**Exercise**
In the listing below, find every line with the string "Used" and pull it out.

**Task material**
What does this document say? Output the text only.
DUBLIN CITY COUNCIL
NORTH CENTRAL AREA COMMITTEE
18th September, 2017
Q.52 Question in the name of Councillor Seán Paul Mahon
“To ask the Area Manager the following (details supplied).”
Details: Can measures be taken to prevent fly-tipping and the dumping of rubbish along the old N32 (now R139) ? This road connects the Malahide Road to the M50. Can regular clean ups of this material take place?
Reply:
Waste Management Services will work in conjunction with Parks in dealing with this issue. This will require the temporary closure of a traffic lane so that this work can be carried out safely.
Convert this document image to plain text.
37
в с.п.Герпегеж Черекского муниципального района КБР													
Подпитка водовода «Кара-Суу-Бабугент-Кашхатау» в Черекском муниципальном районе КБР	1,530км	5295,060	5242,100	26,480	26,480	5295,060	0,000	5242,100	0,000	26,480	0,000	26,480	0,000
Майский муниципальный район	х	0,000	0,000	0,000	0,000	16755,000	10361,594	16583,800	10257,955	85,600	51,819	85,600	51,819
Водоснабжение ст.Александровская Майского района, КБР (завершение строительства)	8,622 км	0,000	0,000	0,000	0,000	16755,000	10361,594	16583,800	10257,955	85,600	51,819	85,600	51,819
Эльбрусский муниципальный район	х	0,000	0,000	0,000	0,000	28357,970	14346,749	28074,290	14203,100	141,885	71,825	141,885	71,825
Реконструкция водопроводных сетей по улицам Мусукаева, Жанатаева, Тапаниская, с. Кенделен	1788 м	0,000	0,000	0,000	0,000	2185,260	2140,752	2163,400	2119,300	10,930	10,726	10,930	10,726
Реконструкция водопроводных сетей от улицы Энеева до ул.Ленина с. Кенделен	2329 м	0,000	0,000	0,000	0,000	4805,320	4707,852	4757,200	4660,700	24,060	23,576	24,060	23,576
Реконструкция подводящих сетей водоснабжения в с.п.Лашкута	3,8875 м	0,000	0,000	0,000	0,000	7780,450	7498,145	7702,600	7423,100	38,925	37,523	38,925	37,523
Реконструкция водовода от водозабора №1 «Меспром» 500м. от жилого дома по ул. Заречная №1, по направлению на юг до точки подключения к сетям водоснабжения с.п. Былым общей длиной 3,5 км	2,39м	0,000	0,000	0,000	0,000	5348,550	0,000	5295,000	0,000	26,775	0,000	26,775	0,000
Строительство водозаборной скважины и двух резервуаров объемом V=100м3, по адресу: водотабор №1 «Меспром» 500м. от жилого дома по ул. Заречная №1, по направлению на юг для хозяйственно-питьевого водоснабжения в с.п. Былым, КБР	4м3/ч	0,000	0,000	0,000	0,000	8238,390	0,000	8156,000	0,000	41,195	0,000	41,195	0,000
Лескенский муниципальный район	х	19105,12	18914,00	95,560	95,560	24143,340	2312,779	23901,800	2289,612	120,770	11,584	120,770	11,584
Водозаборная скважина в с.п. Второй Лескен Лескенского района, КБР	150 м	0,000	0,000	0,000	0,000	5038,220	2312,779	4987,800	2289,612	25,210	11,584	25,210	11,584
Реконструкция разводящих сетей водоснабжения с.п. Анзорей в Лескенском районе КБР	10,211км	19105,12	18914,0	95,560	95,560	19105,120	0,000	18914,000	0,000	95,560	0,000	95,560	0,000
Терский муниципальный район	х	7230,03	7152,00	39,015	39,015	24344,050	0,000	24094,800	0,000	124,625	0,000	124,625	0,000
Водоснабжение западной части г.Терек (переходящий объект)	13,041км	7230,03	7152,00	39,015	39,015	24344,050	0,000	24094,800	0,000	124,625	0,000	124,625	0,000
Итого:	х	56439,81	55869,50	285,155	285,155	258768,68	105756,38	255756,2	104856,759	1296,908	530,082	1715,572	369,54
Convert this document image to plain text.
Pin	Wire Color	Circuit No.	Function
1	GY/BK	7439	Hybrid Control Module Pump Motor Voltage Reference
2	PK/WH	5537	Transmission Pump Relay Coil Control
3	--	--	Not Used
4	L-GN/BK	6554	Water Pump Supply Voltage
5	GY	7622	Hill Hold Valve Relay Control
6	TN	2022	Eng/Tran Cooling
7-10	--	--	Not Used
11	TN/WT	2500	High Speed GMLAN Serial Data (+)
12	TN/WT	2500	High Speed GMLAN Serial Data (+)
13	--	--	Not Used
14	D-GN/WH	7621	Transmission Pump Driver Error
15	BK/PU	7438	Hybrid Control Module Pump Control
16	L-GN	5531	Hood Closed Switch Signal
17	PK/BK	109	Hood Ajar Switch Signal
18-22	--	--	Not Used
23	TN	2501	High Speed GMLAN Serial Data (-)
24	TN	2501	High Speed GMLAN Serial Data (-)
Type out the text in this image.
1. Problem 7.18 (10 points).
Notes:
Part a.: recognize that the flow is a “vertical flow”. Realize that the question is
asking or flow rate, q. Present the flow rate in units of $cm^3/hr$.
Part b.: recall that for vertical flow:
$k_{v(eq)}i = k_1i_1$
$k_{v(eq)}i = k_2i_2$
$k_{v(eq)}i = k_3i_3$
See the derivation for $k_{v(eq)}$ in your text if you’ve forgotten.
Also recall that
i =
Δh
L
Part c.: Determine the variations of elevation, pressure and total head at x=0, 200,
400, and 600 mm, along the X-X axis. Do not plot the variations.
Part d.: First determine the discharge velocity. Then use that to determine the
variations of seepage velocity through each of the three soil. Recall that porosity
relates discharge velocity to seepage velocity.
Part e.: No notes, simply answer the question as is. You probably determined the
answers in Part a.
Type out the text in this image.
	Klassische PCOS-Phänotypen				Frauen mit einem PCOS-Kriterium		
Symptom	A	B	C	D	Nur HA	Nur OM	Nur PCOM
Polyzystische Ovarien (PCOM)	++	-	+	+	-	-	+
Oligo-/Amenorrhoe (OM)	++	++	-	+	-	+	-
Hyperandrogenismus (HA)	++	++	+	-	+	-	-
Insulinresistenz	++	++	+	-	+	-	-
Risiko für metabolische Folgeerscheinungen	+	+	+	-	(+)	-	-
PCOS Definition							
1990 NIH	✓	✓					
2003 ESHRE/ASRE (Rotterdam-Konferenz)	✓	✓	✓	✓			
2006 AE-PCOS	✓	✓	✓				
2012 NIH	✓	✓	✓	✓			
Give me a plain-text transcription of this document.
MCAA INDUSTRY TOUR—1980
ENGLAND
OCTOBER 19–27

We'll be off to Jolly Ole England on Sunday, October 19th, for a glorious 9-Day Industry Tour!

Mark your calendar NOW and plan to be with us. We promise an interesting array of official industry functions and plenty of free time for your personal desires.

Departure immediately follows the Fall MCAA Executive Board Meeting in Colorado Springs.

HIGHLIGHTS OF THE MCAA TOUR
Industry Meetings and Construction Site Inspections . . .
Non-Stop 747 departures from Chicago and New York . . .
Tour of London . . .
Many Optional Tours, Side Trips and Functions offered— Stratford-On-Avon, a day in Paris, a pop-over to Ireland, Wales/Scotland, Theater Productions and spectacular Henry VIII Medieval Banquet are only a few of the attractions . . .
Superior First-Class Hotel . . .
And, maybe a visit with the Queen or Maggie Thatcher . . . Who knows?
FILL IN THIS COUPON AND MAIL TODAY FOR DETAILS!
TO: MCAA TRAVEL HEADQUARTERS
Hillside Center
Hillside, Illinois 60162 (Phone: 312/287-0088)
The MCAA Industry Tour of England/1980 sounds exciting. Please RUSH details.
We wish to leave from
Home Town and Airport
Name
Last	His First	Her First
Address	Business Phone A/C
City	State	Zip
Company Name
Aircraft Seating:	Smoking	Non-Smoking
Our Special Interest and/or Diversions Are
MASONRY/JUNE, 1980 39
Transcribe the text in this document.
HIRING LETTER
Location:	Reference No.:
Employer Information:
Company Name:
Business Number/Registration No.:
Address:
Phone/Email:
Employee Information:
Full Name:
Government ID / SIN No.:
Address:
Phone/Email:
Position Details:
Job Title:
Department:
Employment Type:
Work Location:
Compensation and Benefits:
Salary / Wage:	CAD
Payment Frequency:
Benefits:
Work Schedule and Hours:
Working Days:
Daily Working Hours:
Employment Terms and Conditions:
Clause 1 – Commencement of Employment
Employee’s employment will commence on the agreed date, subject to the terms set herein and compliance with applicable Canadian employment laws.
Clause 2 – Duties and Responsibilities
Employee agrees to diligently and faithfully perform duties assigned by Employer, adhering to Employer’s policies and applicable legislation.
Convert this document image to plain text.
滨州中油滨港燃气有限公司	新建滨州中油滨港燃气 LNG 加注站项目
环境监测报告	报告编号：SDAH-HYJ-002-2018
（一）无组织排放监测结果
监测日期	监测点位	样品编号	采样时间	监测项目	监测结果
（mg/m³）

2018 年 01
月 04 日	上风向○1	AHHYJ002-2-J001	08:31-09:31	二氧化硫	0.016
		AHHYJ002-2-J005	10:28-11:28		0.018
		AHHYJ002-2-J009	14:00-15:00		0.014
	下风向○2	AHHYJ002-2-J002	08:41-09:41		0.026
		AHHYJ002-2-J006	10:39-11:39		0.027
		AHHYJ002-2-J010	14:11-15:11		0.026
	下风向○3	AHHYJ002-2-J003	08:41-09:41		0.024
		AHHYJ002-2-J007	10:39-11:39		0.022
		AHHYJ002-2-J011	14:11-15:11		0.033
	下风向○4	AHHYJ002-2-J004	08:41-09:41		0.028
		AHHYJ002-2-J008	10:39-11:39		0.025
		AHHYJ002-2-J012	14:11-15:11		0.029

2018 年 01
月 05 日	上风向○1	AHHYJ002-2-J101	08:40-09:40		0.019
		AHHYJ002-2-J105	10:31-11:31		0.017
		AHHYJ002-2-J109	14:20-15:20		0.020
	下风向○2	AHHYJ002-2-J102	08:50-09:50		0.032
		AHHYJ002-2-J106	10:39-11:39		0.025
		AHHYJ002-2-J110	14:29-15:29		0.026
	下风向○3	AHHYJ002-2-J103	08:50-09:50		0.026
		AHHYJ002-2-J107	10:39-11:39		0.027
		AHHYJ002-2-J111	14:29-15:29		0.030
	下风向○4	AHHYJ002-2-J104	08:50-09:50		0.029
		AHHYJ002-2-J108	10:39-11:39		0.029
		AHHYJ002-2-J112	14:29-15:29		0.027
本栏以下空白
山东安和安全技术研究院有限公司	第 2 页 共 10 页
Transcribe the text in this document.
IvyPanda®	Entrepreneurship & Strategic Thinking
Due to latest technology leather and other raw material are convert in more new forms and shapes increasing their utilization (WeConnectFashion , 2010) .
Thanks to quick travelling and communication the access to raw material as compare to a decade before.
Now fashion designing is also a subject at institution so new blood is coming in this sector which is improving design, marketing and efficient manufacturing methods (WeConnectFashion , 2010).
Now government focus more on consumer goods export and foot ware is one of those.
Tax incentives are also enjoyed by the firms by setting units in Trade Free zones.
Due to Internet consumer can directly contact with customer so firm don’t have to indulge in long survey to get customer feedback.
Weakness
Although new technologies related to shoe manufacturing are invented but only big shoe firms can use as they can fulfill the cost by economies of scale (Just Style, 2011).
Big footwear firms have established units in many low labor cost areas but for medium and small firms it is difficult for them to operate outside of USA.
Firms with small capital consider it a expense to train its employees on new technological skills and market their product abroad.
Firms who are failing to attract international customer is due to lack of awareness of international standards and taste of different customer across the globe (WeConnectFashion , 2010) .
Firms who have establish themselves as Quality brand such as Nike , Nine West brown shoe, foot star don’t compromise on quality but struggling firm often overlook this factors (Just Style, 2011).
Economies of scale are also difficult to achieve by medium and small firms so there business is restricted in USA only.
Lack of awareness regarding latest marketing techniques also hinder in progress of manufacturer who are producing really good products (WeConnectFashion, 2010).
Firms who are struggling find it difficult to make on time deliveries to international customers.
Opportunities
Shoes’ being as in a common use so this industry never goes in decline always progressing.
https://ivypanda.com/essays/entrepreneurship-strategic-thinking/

**Task answer**
3	--	--	Not Used
7-10	--	--	Not Used
13	--	--	Not Used
18-22	--	--	Not Used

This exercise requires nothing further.